[Listed entries start]

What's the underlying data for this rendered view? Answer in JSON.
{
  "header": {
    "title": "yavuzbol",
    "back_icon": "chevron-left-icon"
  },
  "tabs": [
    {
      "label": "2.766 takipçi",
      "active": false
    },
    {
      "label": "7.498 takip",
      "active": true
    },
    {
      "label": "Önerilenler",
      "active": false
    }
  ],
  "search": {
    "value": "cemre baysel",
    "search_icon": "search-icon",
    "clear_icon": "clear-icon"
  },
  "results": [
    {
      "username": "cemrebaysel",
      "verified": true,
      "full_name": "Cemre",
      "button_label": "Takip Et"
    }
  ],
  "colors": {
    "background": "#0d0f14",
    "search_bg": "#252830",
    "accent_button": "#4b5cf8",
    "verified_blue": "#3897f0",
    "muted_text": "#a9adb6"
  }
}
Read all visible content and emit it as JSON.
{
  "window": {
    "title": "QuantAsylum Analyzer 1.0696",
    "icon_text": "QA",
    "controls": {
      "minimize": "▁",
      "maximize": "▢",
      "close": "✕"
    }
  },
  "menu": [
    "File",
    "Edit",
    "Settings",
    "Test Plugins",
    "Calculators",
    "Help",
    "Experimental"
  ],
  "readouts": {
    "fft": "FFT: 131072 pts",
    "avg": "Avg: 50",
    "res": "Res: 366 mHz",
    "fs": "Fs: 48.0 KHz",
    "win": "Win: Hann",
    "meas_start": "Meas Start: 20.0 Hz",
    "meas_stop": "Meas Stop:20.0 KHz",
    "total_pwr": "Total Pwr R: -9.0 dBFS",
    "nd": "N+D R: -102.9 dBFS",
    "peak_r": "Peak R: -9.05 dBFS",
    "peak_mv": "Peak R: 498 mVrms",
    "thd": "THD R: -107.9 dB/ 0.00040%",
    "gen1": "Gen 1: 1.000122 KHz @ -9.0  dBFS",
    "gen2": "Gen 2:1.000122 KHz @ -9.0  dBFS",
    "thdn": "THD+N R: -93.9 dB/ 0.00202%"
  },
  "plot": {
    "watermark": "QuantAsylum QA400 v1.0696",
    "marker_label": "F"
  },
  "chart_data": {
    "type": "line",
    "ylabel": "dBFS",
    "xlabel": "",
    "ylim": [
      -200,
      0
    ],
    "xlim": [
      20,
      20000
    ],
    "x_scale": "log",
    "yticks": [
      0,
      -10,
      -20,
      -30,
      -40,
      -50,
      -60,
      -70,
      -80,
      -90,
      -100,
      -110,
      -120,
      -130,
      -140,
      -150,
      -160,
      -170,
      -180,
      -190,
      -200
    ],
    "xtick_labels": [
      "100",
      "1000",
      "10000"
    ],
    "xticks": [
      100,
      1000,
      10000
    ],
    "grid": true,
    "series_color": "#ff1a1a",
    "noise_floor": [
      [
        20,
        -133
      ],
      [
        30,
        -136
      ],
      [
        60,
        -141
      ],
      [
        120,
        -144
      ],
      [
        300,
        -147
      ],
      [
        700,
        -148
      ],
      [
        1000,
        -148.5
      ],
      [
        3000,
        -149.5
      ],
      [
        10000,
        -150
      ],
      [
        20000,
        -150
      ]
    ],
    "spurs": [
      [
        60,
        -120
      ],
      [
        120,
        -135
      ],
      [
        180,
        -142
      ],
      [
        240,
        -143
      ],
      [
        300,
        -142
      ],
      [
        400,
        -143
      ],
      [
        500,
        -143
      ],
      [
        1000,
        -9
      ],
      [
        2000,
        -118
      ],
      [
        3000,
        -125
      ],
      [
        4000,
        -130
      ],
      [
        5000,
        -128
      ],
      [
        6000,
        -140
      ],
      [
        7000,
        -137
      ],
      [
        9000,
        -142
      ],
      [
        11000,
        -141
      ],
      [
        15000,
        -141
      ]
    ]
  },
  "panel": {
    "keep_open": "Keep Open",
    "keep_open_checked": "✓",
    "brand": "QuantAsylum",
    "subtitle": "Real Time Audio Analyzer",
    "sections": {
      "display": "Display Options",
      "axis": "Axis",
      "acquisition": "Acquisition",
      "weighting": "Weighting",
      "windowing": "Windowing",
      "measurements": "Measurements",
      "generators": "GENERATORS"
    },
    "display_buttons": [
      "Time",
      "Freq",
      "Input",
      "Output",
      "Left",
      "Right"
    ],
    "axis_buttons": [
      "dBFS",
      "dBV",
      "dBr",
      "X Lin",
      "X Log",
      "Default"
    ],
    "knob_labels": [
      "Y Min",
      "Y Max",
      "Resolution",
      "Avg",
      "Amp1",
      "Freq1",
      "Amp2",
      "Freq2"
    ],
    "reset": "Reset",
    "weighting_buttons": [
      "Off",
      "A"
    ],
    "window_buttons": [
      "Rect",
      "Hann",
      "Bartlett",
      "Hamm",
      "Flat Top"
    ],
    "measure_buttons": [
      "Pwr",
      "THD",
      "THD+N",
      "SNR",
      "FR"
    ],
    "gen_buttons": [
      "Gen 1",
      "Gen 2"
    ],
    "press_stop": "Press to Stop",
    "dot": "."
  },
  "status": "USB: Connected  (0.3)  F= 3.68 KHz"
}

[Listed entries end]

→ **Exercise requirements**: Exactly as shown above, return every record.

→ **Finished task**:
What's the underlying data for this rendered view? Answer in JSON.
{
  "header": {
    "title": "yavuzbol",
    "back_icon": "chevron-left-icon"
  },
  "tabs": [
    {
      "label": "2.766 takipçi",
      "active": false
    },
    {
      "label": "7.498 takip",
      "active": true
    },
    {
      "label": "Önerilenler",
      "active": false
    }
  ],
  "search": {
    "value": "cemre baysel",
    "search_icon": "search-icon",
    "clear_icon": "clear-icon"
  },
  "results": [
    {
      "username": "cemrebaysel",
      "verified": true,
      "full_name": "Cemre",
      "button_label": "Takip Et"
    }
  ],
  "colors": {
    "background": "#0d0f14",
    "search_bg": "#252830",
    "accent_button": "#4b5cf8",
    "verified_blue": "#3897f0",
    "muted_text": "#a9adb6"
  }
}
Read all visible content and emit it as JSON.
{
  "window": {
    "title": "QuantAsylum Analyzer 1.0696",
    "icon_text": "QA",
    "controls": {
      "minimize": "▁",
      "maximize": "▢",
      "close": "✕"
    }
  },
  "menu": [
    "File",
    "Edit",
    "Settings",
    "Test Plugins",
    "Calculators",
    "Help",
    "Experimental"
  ],
  "readouts": {
    "fft": "FFT: 131072 pts",
    "avg": "Avg: 50",
    "res": "Res: 366 mHz",
    "fs": "Fs: 48.0 KHz",
    "win": "Win: Hann",
    "meas_start": "Meas Start: 20.0 Hz",
    "meas_stop": "Meas Stop:20.0 KHz",
    "total_pwr": "Total Pwr R: -9.0 dBFS",
    "nd": "N+D R: -102.9 dBFS",
    "peak_r": "Peak R: -9.05 dBFS",
    "peak_mv": "Peak R: 498 mVrms",
    "thd": "THD R: -107.9 dB/ 0.00040%",
    "gen1": "Gen 1: 1.000122 KHz @ -9.0  dBFS",
    "gen2": "Gen 2:1.000122 KHz @ -9.0  dBFS",
    "thdn": "THD+N R: -93.9 dB/ 0.00202%"
  },
  "plot": {
    "watermark": "QuantAsylum QA400 v1.0696",
    "marker_label": "F"
  },
  "chart_data": {
    "type": "line",
    "ylabel": "dBFS",
    "xlabel": "",
    "ylim": [
      -200,
      0
    ],
    "xlim": [
      20,
      20000
    ],
    "x_scale": "log",
    "yticks": [
      0,
      -10,
      -20,
      -30,
      -40,
      -50,
      -60,
      -70,
      -80,
      -90,
      -100,
      -110,
      -120,
      -130,
      -140,
      -150,
      -160,
      -170,
      -180,
      -190,
      -200
    ],
    "xtick_labels": [
      "100",
      "1000",
      "10000"
    ],
    "xticks": [
      100,
      1000,
      10000
    ],
    "grid": true,
    "series_color": "#ff1a1a",
    "noise_floor": [
      [
        20,
        -133
      ],
      [
        30,
        -136
      ],
      [
        60,
        -141
      ],
      [
        120,
        -144
      ],
      [
        300,
        -147
      ],
      [
        700,
        -148
      ],
      [
        1000,
        -148.5
      ],
      [
        3000,
        -149.5
      ],
      [
        10000,
        -150
      ],
      [
        20000,
        -150
      ]
    ],
    "spurs": [
      [
        60,
        -120
      ],
      [
        120,
        -135
      ],
      [
        180,
        -142
      ],
      [
        240,
        -143
      ],
      [
        300,
        -142
      ],
      [
        400,
        -143
      ],
      [
        500,
        -143
      ],
      [
        1000,
        -9
      ],
      [
        2000,
        -118
      ],
      [
        3000,
        -125
      ],
      [
        4000,
        -130
      ],
      [
        5000,
        -128
      ],
      [
        6000,
        -140
      ],
      [
        7000,
        -137
      ],
      [
        9000,
        -142
      ],
      [
        11000,
        -141
      ],
      [
        15000,
        -141
      ]
    ]
  },
  "panel": {
    "keep_open": "Keep Open",
    "keep_open_checked": "✓",
    "brand": "QuantAsylum",
    "subtitle": "Real Time Audio Analyzer",
    "sections": {
      "display": "Display Options",
      "axis": "Axis",
      "acquisition": "Acquisition",
      "weighting": "Weighting",
      "windowing": "Windowing",
      "measurements": "Measurements",
      "generators": "GENERATORS"
    },
    "display_buttons": [
      "Time",
      "Freq",
      "Input",
      "Output",
      "Left",
      "Right"
    ],
    "axis_buttons": [
      "dBFS",
      "dBV",
      "dBr",
      "X Lin",
      "X Log",
      "Default"
    ],
    "knob_labels": [
      "Y Min",
      "Y Max",
      "Resolution",
      "Avg",
      "Amp1",
      "Freq1",
      "Amp2",
      "Freq2"
    ],
    "reset": "Reset",
    "weighting_buttons": [
      "Off",
      "A"
    ],
    "window_buttons": [
      "Rect",
      "Hann",
      "Bartlett",
      "Hamm",
      "Flat Top"
    ],
    "measure_buttons": [
      "Pwr",
      "THD",
      "THD+N",
      "SNR",
      "FR"
    ],
    "gen_buttons": [
      "Gen 1",
      "Gen 2"
    ],
    "press_stop": "Press to Stop",
    "dot": "."
  },
  "status": "USB: Connected  (0.3)  F= 3.68 KHz"
}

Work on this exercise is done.